• [Dataset records]:
----------------

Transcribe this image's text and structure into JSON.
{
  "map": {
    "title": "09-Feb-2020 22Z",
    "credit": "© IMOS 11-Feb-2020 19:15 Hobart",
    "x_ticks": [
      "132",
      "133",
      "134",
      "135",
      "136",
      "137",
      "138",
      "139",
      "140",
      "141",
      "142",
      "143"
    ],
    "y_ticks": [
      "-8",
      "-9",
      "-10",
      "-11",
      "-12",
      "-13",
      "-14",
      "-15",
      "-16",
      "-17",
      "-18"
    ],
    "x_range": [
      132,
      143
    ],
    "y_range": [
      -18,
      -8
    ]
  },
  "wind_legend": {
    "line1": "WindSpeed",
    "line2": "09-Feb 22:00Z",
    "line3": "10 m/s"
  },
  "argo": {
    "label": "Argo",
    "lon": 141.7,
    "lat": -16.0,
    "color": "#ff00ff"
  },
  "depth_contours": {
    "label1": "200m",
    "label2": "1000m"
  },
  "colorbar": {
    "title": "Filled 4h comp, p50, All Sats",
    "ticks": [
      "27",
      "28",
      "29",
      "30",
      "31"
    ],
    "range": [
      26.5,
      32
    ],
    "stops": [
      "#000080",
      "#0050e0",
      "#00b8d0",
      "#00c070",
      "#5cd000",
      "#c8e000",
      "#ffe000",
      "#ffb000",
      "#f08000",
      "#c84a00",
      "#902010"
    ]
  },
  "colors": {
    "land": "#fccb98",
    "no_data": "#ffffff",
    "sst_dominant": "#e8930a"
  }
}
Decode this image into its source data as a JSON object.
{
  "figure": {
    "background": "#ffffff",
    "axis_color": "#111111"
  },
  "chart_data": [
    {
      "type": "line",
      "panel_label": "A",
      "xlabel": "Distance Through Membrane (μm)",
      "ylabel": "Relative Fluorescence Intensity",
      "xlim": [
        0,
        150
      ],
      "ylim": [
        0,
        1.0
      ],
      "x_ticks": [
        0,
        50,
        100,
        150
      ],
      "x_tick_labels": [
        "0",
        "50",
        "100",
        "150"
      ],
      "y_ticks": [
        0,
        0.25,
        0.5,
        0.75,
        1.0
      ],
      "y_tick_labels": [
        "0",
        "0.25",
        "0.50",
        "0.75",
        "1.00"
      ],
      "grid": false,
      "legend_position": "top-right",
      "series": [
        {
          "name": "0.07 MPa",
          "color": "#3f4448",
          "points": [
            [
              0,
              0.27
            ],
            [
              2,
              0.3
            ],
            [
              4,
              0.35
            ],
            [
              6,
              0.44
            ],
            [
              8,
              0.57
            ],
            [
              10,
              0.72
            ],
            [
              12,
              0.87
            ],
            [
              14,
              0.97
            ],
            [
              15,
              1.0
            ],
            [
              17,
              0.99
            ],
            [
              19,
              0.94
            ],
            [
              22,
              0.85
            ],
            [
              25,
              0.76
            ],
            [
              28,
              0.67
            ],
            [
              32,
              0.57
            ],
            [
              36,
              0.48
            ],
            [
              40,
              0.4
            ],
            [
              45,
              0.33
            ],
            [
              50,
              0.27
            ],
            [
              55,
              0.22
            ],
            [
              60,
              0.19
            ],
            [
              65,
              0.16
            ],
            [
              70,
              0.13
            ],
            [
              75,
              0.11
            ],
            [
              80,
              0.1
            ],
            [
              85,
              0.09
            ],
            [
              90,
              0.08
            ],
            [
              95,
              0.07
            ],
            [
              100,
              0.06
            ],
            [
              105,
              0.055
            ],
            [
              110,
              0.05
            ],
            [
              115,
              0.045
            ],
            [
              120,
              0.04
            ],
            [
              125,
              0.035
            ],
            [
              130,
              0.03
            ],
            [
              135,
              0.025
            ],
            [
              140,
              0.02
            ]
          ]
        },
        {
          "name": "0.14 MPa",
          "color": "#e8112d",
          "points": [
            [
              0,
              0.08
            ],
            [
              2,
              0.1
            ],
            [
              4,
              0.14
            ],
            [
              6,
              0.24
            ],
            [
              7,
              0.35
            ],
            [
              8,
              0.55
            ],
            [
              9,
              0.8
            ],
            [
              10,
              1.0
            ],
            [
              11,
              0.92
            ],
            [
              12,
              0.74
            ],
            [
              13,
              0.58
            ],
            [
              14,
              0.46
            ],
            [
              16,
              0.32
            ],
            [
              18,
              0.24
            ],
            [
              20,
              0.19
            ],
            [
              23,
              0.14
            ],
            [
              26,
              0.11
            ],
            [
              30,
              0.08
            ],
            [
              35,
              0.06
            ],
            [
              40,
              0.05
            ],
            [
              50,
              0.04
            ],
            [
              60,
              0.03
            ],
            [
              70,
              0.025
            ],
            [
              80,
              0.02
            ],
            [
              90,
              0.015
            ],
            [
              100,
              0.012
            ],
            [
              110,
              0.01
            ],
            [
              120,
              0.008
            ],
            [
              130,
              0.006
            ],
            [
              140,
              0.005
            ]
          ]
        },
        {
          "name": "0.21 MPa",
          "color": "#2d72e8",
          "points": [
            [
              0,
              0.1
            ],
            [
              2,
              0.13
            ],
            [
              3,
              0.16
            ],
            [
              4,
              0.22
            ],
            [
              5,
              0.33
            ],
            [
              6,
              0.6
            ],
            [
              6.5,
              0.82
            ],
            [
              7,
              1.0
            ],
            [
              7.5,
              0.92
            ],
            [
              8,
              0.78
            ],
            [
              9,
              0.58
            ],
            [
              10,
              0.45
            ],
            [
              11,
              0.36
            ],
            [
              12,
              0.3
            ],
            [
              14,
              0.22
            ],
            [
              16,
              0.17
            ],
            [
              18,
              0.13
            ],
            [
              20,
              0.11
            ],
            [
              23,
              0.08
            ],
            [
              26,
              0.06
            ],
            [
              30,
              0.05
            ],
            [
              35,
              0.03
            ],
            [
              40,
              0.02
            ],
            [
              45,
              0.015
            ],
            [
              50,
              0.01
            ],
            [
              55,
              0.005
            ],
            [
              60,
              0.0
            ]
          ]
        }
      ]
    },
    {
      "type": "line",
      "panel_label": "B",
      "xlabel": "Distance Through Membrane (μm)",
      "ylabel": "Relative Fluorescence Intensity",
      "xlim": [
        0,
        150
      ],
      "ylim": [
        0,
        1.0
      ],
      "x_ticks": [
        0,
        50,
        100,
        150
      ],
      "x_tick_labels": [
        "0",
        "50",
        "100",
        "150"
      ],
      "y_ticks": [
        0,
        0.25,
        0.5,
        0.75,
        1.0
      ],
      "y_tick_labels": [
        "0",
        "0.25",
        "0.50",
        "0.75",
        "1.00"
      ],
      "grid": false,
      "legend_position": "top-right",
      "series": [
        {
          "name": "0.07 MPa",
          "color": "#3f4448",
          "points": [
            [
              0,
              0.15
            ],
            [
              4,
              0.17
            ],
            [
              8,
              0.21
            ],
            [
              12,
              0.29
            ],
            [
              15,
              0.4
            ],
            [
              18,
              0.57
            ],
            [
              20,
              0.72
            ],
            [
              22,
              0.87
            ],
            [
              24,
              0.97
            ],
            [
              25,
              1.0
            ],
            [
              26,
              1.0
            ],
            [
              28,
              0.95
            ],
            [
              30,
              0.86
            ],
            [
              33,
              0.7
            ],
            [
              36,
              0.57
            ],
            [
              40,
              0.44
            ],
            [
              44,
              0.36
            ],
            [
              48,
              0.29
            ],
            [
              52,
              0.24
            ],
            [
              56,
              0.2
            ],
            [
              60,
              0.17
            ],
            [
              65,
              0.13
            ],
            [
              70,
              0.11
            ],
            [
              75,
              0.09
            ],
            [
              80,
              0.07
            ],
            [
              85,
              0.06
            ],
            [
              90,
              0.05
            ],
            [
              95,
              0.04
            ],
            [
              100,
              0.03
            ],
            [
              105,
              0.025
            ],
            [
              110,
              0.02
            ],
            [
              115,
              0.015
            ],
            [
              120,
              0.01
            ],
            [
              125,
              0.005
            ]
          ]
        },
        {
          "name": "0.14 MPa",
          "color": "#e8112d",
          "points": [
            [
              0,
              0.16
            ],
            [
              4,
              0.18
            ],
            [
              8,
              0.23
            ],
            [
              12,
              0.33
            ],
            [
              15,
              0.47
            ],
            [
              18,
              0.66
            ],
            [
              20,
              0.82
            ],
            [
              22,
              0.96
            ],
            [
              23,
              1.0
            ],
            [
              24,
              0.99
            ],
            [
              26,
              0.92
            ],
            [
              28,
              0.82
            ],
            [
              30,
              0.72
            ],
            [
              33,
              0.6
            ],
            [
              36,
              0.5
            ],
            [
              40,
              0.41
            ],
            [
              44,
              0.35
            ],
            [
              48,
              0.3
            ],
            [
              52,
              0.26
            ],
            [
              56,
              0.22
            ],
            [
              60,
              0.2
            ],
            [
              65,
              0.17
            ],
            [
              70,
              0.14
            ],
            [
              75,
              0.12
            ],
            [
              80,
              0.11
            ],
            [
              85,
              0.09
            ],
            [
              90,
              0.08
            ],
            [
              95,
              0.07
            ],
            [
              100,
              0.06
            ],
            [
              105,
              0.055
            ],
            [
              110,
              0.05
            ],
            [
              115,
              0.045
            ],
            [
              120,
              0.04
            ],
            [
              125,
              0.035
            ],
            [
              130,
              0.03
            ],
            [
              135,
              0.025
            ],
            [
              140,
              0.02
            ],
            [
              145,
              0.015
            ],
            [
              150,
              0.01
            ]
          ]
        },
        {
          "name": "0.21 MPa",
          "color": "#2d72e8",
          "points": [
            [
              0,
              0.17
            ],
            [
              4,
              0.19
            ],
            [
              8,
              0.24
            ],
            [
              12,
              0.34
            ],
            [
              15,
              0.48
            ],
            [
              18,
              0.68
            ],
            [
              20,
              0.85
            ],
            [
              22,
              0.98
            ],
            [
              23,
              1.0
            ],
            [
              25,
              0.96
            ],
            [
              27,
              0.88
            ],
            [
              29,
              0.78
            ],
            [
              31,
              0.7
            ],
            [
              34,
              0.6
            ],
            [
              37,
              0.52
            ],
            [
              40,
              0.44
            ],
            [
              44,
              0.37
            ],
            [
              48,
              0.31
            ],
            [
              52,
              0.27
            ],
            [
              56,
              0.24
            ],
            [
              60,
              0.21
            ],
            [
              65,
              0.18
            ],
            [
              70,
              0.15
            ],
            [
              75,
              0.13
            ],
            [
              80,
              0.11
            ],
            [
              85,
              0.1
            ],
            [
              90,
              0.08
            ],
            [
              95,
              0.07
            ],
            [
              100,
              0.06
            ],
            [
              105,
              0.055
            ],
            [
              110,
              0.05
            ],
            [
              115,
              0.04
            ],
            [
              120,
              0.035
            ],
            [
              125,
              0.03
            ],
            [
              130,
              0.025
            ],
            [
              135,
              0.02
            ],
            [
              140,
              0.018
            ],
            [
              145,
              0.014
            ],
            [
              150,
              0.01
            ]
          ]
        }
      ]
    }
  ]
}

----------------

• [What to do]:
In the records above, find each line that holds the word "title"; copy all such lines.

• [Output]:
    "title": "09-Feb-2020 22Z",
    "title": "Filled 4h comp, p50, All Sats",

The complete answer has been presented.